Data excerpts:
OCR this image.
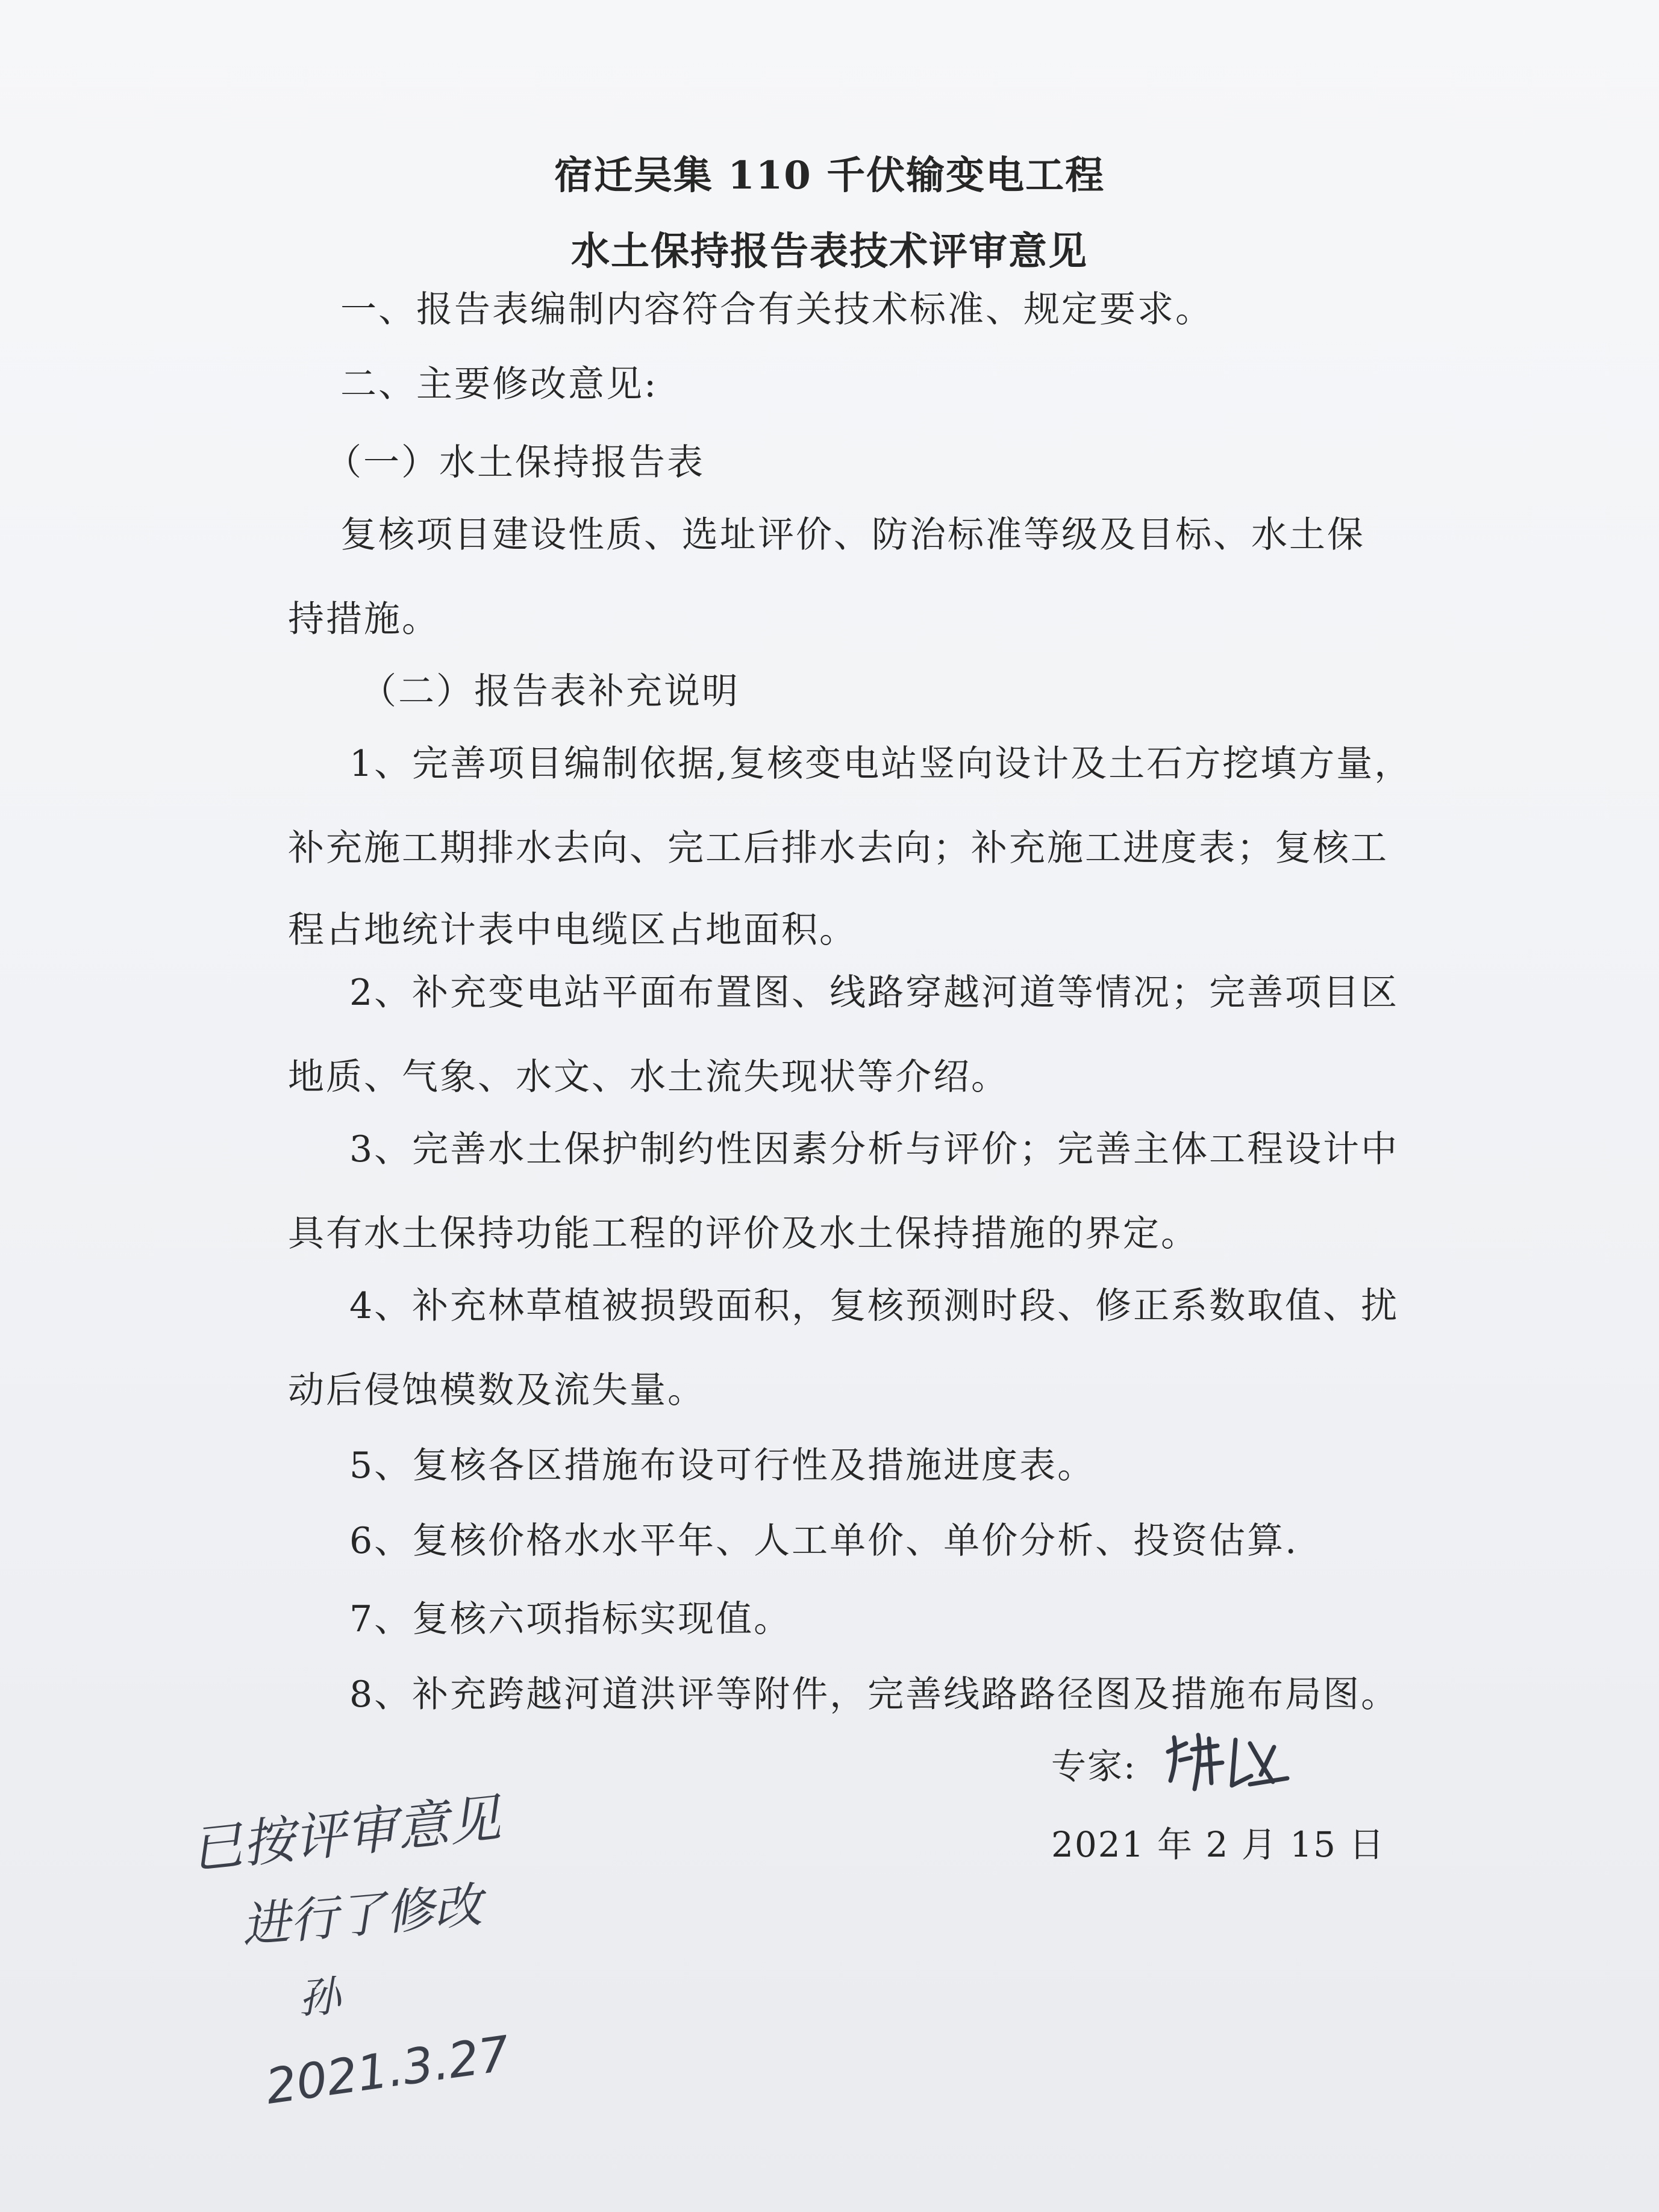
宿迁吴集 110 千伏输变电工程
水土保持报告表技术评审意见
一、报告表编制内容符合有关技术标准、规定要求。
二、主要修改意见:
（一）水土保持报告表
复核项目建设性质、选址评价、防治标准等级及目标、水土保
持措施。
（二）报告表补充说明
1、完善项目编制依据,复核变电站竖向设计及土石方挖填方量，
补充施工期排水去向、完工后排水去向；补充施工进度表；复核工
程占地统计表中电缆区占地面积。
2、补充变电站平面布置图、线路穿越河道等情况；完善项目区
地质、气象、水文、水土流失现状等介绍。
3、完善水土保护制约性因素分析与评价；完善主体工程设计中
具有水土保持功能工程的评价及水土保持措施的界定。
4、补充林草植被损毁面积，复核预测时段、修正系数取值、扰
动后侵蚀模数及流失量。
5、复核各区措施布设可行性及措施进度表。
6、复核价格水水平年、人工单价、单价分析、投资估算.
7、复核六项指标实现值。
8、补充跨越河道洪评等附件，完善线路路径图及措施布局图。
专家:
2021 年 2 月 15 日
已按评审意见
进行了修改
孙
2021.3.27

# EXERCISE
Print every record above exactly as written, leaving out the pictures.

# SOLVED PROBLEM
OCR this image.
宿迁吴集 110 千伏输变电工程
水土保持报告表技术评审意见
一、报告表编制内容符合有关技术标准、规定要求。
二、主要修改意见:
（一）水土保持报告表
复核项目建设性质、选址评价、防治标准等级及目标、水土保
持措施。
（二）报告表补充说明
1、完善项目编制依据,复核变电站竖向设计及土石方挖填方量，
补充施工期排水去向、完工后排水去向；补充施工进度表；复核工
程占地统计表中电缆区占地面积。
2、补充变电站平面布置图、线路穿越河道等情况；完善项目区
地质、气象、水文、水土流失现状等介绍。
3、完善水土保护制约性因素分析与评价；完善主体工程设计中
具有水土保持功能工程的评价及水土保持措施的界定。
4、补充林草植被损毁面积，复核预测时段、修正系数取值、扰
动后侵蚀模数及流失量。
5、复核各区措施布设可行性及措施进度表。
6、复核价格水水平年、人工单价、单价分析、投资估算.
7、复核六项指标实现值。
8、补充跨越河道洪评等附件，完善线路路径图及措施布局图。
专家:
2021 年 2 月 15 日
已按评审意见
进行了修改
孙
2021.3.27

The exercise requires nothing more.